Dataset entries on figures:
----

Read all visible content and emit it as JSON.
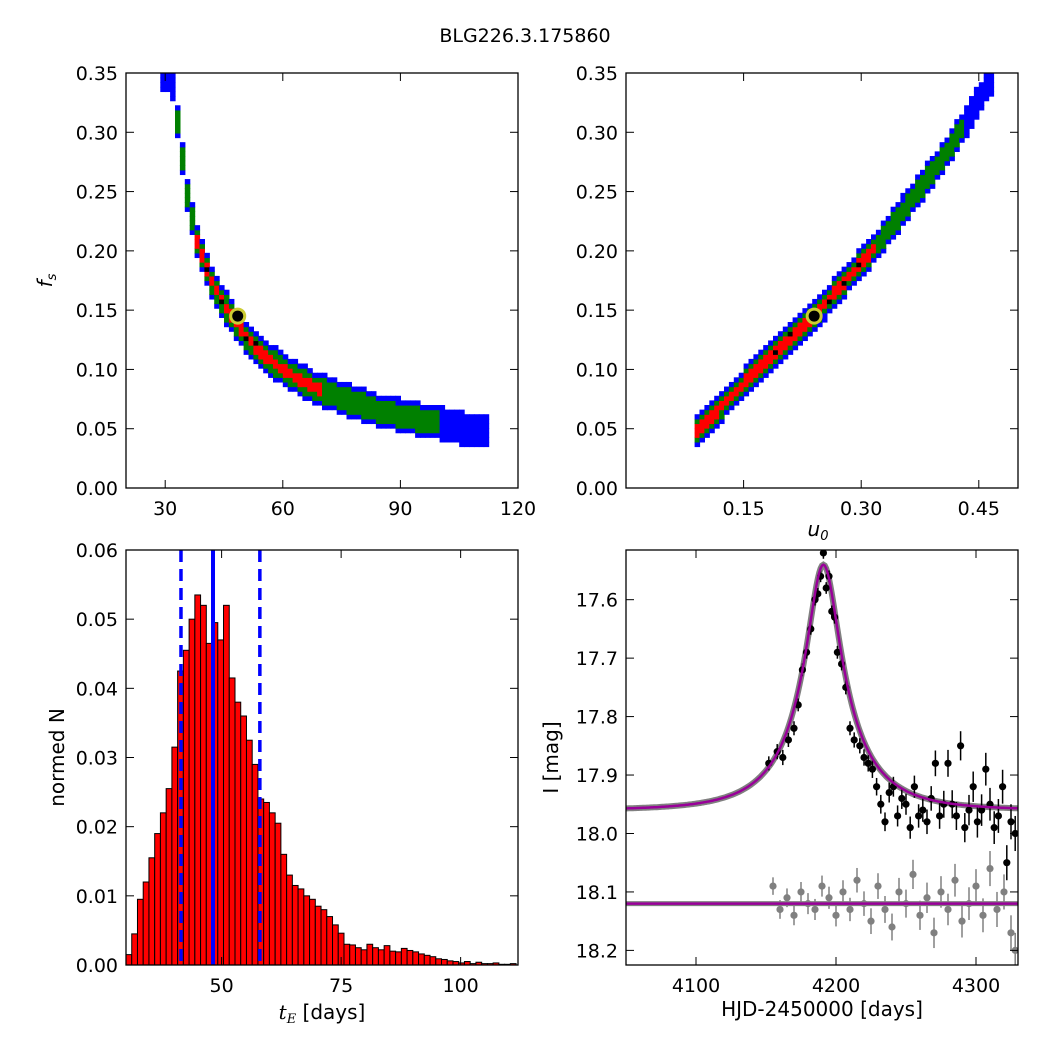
{
  "figure": {
    "title": "BLG226.3.175860"
  },
  "chart_data": [
    {
      "type": "heatmap",
      "panel": "tE-fs",
      "ylabel_main": "f",
      "ylabel_sub": "s",
      "xlabel": "",
      "xlim": [
        20,
        120
      ],
      "ylim": [
        0,
        0.35
      ],
      "xticks": [
        30,
        60,
        90,
        120
      ],
      "xtick_labels": [
        "30",
        "60",
        "90",
        "120"
      ],
      "yticks": [
        0,
        0.05,
        0.1,
        0.15,
        0.2,
        0.25,
        0.3,
        0.35
      ],
      "ytick_labels": [
        "0.00",
        "0.05",
        "0.10",
        "0.15",
        "0.20",
        "0.25",
        "0.30",
        "0.35"
      ],
      "region_colors": {
        "outer": "#0000ff",
        "middle": "#008000",
        "inner": "#ff0000",
        "core": "#000000"
      },
      "best_fit": {
        "x": 48.5,
        "y": 0.145
      },
      "ridge": [
        [
          31.5,
          0.35
        ],
        [
          33.5,
          0.3
        ],
        [
          35.5,
          0.25
        ],
        [
          38,
          0.21
        ],
        [
          41,
          0.18
        ],
        [
          45,
          0.155
        ],
        [
          50,
          0.13
        ],
        [
          55,
          0.113
        ],
        [
          60,
          0.1
        ],
        [
          68,
          0.085
        ],
        [
          76,
          0.075
        ],
        [
          85,
          0.065
        ],
        [
          95,
          0.058
        ],
        [
          105,
          0.051
        ],
        [
          112,
          0.047
        ]
      ],
      "widths": {
        "outer": 0.014,
        "middle": 0.01,
        "inner": 0.005
      },
      "inner_range": [
        37,
        70
      ],
      "middle_range": [
        32,
        100
      ],
      "outer_range": [
        29,
        112
      ]
    },
    {
      "type": "heatmap",
      "panel": "u0-fs",
      "xlabel_main": "u",
      "xlabel_sub": "0",
      "ylabel": "",
      "xlim": [
        0,
        0.5
      ],
      "ylim": [
        0,
        0.35
      ],
      "xticks": [
        0.15,
        0.3,
        0.45
      ],
      "xtick_labels": [
        "0.15",
        "0.30",
        "0.45"
      ],
      "yticks": [
        0,
        0.05,
        0.1,
        0.15,
        0.2,
        0.25,
        0.3,
        0.35
      ],
      "ytick_labels": [
        "0.00",
        "0.05",
        "0.10",
        "0.15",
        "0.20",
        "0.25",
        "0.30",
        "0.35"
      ],
      "region_colors": {
        "outer": "#0000ff",
        "middle": "#008000",
        "inner": "#ff0000",
        "core": "#000000"
      },
      "best_fit": {
        "x": 0.24,
        "y": 0.145
      },
      "ridge": [
        [
          0.088,
          0.047
        ],
        [
          0.12,
          0.068
        ],
        [
          0.16,
          0.095
        ],
        [
          0.2,
          0.12
        ],
        [
          0.24,
          0.145
        ],
        [
          0.28,
          0.175
        ],
        [
          0.32,
          0.205
        ],
        [
          0.36,
          0.24
        ],
        [
          0.4,
          0.275
        ],
        [
          0.43,
          0.305
        ],
        [
          0.47,
          0.35
        ]
      ],
      "widths": {
        "outer": 0.013,
        "middle": 0.009,
        "inner": 0.005
      },
      "inner_range": [
        0.09,
        0.32
      ],
      "middle_range": [
        0.09,
        0.43
      ],
      "outer_range": [
        0.09,
        0.47
      ]
    },
    {
      "type": "bar",
      "panel": "tE-histogram",
      "xlabel_main": "t",
      "xlabel_sub": "E",
      "xlabel_unit": "[days]",
      "ylabel": "normed N",
      "xlim": [
        30,
        112
      ],
      "ylim": [
        0,
        0.06
      ],
      "xticks": [
        50,
        75,
        100
      ],
      "xtick_labels": [
        "50",
        "75",
        "100"
      ],
      "yticks": [
        0,
        0.01,
        0.02,
        0.03,
        0.04,
        0.05,
        0.06
      ],
      "ytick_labels": [
        "0.00",
        "0.01",
        "0.02",
        "0.03",
        "0.04",
        "0.05",
        "0.06"
      ],
      "bin_start": 30,
      "bin_width": 1.2,
      "values": [
        0.0015,
        0.0045,
        0.0095,
        0.012,
        0.0155,
        0.019,
        0.022,
        0.0255,
        0.0315,
        0.0425,
        0.0455,
        0.05,
        0.0535,
        0.052,
        0.0465,
        0.0495,
        0.047,
        0.052,
        0.0415,
        0.038,
        0.036,
        0.0325,
        0.029,
        0.024,
        0.0235,
        0.022,
        0.0205,
        0.016,
        0.013,
        0.0115,
        0.011,
        0.01,
        0.0095,
        0.0085,
        0.008,
        0.007,
        0.0058,
        0.0046,
        0.003,
        0.0029,
        0.0025,
        0.0022,
        0.003,
        0.0025,
        0.0022,
        0.0028,
        0.002,
        0.0019,
        0.0024,
        0.0021,
        0.0019,
        0.0016,
        0.0014,
        0.0012,
        0.0009,
        0.0008,
        0.0006,
        0.0005,
        0.0003,
        0.0005,
        0.0002,
        0.0004,
        0.0002,
        0.0002,
        0.0003,
        0.0001,
        0.0001,
        0.0002
      ],
      "bar_color": "#ff0000",
      "median_line": {
        "x": 48.2,
        "color": "#0000ff"
      },
      "bound_lines": {
        "x": [
          41.5,
          58.0
        ],
        "color": "#0000ff"
      }
    },
    {
      "type": "scatter",
      "panel": "light-curve",
      "xlabel": "HJD-2450000 [days]",
      "ylabel": "I [mag]",
      "xlim": [
        4050,
        4330
      ],
      "ylim": [
        18.225,
        17.515
      ],
      "xticks": [
        4100,
        4200,
        4300
      ],
      "xtick_labels": [
        "4100",
        "4200",
        "4300"
      ],
      "yticks": [
        17.6,
        17.7,
        17.8,
        17.9,
        18.0,
        18.1,
        18.2
      ],
      "ytick_labels": [
        "17.6",
        "17.7",
        "17.8",
        "17.9",
        "18.0",
        "18.1",
        "18.2"
      ],
      "model": {
        "t0": 4191,
        "tE": 48.5,
        "u0": 0.24,
        "fs": 0.145,
        "baseline": 17.96,
        "color": "#990099"
      },
      "residual_offset": 18.12,
      "series": [
        {
          "name": "",
          "color": "#000000",
          "x": [
            4152,
            4158,
            4162,
            4166,
            4170,
            4173,
            4176,
            4179,
            4182,
            4185,
            4187,
            4189,
            4191,
            4193,
            4195,
            4197,
            4199,
            4201,
            4204,
            4207,
            4210,
            4213,
            4217,
            4220,
            4223,
            4226,
            4229,
            4232,
            4235,
            4238,
            4241,
            4244,
            4247,
            4250,
            4253,
            4256,
            4259,
            4262,
            4265,
            4268,
            4271,
            4274,
            4277,
            4280,
            4283,
            4286,
            4289,
            4292,
            4295,
            4298,
            4301,
            4304,
            4307,
            4310,
            4313,
            4316,
            4319,
            4322,
            4325,
            4328
          ],
          "y": [
            17.88,
            17.86,
            17.87,
            17.84,
            17.82,
            17.78,
            17.72,
            17.69,
            17.65,
            17.6,
            17.59,
            17.56,
            17.52,
            17.58,
            17.56,
            17.62,
            17.63,
            17.69,
            17.71,
            17.75,
            17.82,
            17.84,
            17.85,
            17.87,
            17.88,
            17.89,
            17.92,
            17.95,
            17.98,
            17.93,
            17.92,
            17.97,
            17.94,
            17.95,
            17.99,
            17.92,
            17.97,
            17.96,
            17.98,
            17.94,
            17.88,
            17.97,
            17.95,
            17.88,
            17.95,
            17.97,
            17.85,
            17.99,
            17.96,
            17.92,
            17.98,
            17.96,
            17.89,
            17.95,
            17.99,
            17.97,
            17.92,
            18.05,
            17.98,
            18.0
          ],
          "yerr": [
            0.012,
            0.013,
            0.013,
            0.012,
            0.012,
            0.011,
            0.011,
            0.011,
            0.01,
            0.01,
            0.01,
            0.01,
            0.01,
            0.01,
            0.01,
            0.01,
            0.011,
            0.011,
            0.011,
            0.012,
            0.012,
            0.013,
            0.013,
            0.014,
            0.014,
            0.015,
            0.015,
            0.016,
            0.016,
            0.017,
            0.017,
            0.018,
            0.018,
            0.018,
            0.019,
            0.019,
            0.02,
            0.02,
            0.021,
            0.021,
            0.022,
            0.022,
            0.023,
            0.023,
            0.024,
            0.024,
            0.025,
            0.025,
            0.026,
            0.026,
            0.027,
            0.027,
            0.028,
            0.028,
            0.028,
            0.029,
            0.029,
            0.03,
            0.03,
            0.03
          ]
        },
        {
          "name": "",
          "color": "#808080",
          "x": [
            4155,
            4160,
            4165,
            4170,
            4175,
            4180,
            4185,
            4190,
            4195,
            4200,
            4205,
            4210,
            4215,
            4220,
            4225,
            4230,
            4235,
            4240,
            4245,
            4250,
            4255,
            4260,
            4265,
            4270,
            4275,
            4280,
            4285,
            4290,
            4295,
            4300,
            4305,
            4310,
            4315,
            4320,
            4325,
            4328
          ],
          "y": [
            18.09,
            18.13,
            18.11,
            18.14,
            18.1,
            18.12,
            18.13,
            18.09,
            18.11,
            18.14,
            18.1,
            18.13,
            18.08,
            18.12,
            18.15,
            18.09,
            18.13,
            18.16,
            18.1,
            18.12,
            18.07,
            18.14,
            18.11,
            18.17,
            18.1,
            18.13,
            18.08,
            18.15,
            18.12,
            18.09,
            18.14,
            18.06,
            18.13,
            18.1,
            18.17,
            18.2
          ],
          "yerr": [
            0.015,
            0.016,
            0.016,
            0.017,
            0.017,
            0.018,
            0.018,
            0.018,
            0.019,
            0.019,
            0.02,
            0.02,
            0.021,
            0.021,
            0.022,
            0.022,
            0.023,
            0.023,
            0.024,
            0.024,
            0.025,
            0.025,
            0.026,
            0.026,
            0.027,
            0.027,
            0.028,
            0.028,
            0.028,
            0.029,
            0.029,
            0.03,
            0.03,
            0.03,
            0.03,
            0.03
          ]
        }
      ]
    }
  ]
}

----

AIM OF THE TASK ::
Report every line in the data above in which the word "type" appears.

THE SOLUTION ::
      "type": "heatmap",
      "type": "heatmap",
      "type": "bar",
      "type": "scatter",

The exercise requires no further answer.